_DO THIS_
Please reproduce word for word the data from the line with "148, 479, 174]" to the line with "406, 1063, 432]", including both of those lines.

_DATA PROVIDED_
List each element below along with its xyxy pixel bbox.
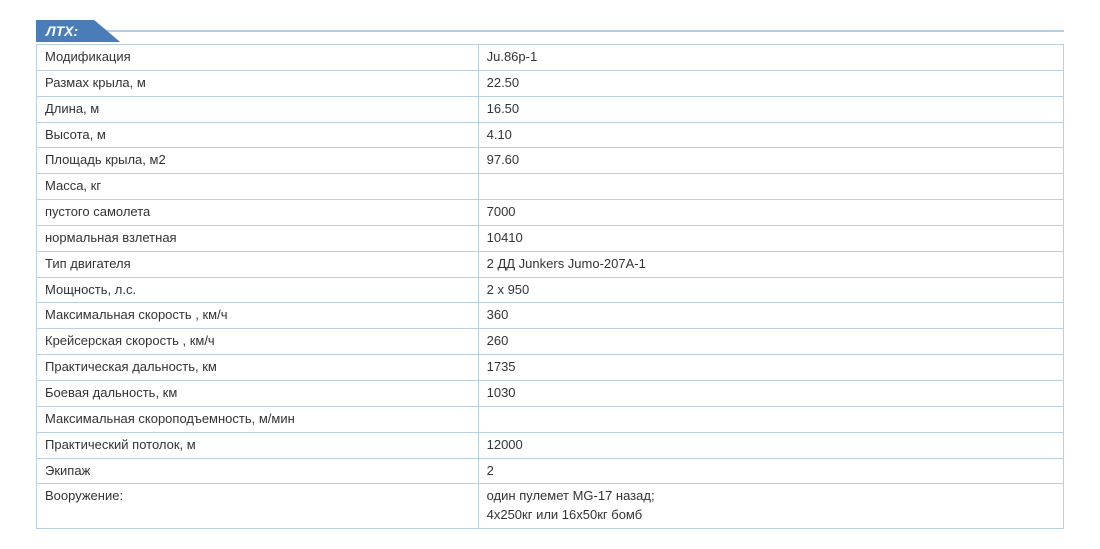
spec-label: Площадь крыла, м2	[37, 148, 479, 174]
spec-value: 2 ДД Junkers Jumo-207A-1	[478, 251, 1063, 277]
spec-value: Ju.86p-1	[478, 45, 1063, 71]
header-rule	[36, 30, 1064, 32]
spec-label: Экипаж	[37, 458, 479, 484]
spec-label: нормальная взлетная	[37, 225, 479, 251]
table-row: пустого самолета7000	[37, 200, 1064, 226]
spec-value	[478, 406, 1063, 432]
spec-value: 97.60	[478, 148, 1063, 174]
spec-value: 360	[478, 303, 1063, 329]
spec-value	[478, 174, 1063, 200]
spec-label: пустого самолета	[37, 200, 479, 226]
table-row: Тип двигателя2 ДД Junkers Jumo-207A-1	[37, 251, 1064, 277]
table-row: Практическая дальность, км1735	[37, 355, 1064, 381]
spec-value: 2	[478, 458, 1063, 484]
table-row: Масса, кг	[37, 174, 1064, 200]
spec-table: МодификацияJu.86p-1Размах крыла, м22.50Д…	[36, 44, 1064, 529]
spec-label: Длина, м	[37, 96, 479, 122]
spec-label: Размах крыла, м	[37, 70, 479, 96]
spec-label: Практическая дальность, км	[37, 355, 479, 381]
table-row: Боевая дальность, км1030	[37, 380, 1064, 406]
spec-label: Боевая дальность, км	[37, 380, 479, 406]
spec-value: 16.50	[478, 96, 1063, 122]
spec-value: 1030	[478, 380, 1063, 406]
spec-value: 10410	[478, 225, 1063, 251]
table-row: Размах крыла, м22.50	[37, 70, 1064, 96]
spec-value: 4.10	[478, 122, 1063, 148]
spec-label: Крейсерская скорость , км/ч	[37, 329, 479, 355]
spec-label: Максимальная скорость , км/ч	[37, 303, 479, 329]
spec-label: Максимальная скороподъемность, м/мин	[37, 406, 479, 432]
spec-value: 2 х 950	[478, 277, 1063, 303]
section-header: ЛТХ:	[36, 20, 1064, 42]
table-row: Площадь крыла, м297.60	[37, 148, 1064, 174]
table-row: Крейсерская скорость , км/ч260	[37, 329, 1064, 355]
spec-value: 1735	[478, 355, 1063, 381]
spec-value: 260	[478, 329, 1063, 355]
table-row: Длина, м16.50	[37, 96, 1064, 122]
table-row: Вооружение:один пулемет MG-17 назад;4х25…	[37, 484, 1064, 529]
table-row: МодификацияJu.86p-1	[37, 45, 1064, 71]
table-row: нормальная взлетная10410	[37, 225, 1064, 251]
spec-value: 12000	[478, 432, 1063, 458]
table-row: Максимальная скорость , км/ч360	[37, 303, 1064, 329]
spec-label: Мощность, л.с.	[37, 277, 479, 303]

_RESULT OF THE EXERCISE_
spec-label: Площадь крыла, м2	[37, 148, 479, 174]
spec-value: 2 ДД Junkers Jumo-207A-1	[478, 251, 1063, 277]
spec-value: Ju.86p-1	[478, 45, 1063, 71]
header-rule	[36, 30, 1064, 32]
spec-label: Экипаж	[37, 458, 479, 484]
spec-label: нормальная взлетная	[37, 225, 479, 251]
table-row: пустого самолета7000	[37, 200, 1064, 226]
spec-value	[478, 406, 1063, 432]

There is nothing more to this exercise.